● Short exercise: Go through the listing and copy each line with the string "name".

※ ※ ※

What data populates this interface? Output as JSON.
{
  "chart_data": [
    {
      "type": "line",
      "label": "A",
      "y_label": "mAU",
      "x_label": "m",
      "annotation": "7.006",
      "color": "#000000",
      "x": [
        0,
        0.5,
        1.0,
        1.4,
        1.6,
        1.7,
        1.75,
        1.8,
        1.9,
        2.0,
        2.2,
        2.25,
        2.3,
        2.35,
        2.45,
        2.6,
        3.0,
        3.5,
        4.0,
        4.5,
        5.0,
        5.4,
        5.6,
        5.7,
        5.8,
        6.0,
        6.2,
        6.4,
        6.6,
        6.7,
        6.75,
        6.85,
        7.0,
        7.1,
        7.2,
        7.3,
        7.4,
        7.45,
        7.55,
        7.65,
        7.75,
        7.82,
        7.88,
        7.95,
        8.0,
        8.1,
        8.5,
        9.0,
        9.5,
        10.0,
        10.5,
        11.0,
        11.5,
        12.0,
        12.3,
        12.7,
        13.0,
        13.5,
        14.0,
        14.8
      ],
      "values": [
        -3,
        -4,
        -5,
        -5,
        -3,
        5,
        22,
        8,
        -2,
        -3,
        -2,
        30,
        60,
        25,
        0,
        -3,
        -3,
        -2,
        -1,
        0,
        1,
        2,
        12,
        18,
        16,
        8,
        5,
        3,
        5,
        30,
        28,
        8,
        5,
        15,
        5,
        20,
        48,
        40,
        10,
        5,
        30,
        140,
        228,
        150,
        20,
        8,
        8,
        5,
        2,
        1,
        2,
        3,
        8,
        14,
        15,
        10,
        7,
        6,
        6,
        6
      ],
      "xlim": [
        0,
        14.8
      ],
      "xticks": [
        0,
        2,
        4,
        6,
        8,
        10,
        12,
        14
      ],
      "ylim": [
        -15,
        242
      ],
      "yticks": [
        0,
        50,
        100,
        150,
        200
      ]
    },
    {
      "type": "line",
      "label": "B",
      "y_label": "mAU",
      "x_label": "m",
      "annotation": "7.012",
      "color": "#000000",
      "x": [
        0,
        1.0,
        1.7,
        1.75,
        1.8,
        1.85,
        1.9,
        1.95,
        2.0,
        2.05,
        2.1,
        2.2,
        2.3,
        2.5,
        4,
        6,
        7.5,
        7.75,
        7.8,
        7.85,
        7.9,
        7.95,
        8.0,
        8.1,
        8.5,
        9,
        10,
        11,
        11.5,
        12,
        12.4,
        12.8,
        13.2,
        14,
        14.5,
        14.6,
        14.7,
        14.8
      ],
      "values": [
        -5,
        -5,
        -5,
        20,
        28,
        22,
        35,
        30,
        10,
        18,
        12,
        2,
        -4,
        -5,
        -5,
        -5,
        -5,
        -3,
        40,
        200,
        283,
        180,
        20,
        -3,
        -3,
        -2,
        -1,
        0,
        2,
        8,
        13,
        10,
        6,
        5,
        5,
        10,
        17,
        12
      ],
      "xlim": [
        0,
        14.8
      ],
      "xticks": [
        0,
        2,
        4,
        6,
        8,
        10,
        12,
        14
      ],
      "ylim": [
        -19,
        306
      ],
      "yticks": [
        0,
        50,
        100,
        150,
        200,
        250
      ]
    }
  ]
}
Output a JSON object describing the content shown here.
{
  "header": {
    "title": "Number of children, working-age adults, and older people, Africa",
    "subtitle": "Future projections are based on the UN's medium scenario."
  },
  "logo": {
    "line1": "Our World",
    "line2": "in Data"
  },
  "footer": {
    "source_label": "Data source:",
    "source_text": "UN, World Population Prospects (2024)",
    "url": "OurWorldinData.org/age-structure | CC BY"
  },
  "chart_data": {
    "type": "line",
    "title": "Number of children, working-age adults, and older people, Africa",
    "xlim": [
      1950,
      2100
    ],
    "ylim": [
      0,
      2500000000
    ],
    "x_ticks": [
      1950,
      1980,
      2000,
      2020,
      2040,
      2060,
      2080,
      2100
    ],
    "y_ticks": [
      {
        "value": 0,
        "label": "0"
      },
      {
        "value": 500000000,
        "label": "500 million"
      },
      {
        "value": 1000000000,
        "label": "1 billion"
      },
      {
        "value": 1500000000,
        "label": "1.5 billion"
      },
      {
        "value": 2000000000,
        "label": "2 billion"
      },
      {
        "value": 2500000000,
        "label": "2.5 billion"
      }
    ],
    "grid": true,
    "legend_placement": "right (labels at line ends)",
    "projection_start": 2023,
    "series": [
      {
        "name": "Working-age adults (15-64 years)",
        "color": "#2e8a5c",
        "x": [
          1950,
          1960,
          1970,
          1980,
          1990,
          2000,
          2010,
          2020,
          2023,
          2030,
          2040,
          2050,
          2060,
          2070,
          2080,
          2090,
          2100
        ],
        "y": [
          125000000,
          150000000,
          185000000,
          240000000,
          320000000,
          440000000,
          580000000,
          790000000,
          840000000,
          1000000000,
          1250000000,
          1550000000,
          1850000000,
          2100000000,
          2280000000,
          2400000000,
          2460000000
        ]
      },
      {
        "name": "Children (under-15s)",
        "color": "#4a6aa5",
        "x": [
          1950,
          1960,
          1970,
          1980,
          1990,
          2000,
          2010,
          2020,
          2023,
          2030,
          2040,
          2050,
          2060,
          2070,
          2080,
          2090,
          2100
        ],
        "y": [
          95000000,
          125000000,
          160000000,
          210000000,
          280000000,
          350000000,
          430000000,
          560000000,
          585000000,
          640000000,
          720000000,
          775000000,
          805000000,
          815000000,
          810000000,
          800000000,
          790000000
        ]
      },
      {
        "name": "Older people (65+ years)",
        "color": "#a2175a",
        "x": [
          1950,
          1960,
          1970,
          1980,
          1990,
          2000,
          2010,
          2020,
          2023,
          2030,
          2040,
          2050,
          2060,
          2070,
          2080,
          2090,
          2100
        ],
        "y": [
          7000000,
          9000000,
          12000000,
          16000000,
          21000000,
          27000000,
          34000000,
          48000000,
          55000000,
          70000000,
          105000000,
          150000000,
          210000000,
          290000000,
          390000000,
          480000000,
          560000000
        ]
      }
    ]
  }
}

※ ※ ※

● Task answer:
        "name": "Working-age adults (15-64 years)",
        "name": "Children (under-15s)",
        "name": "Older people (65+ years)",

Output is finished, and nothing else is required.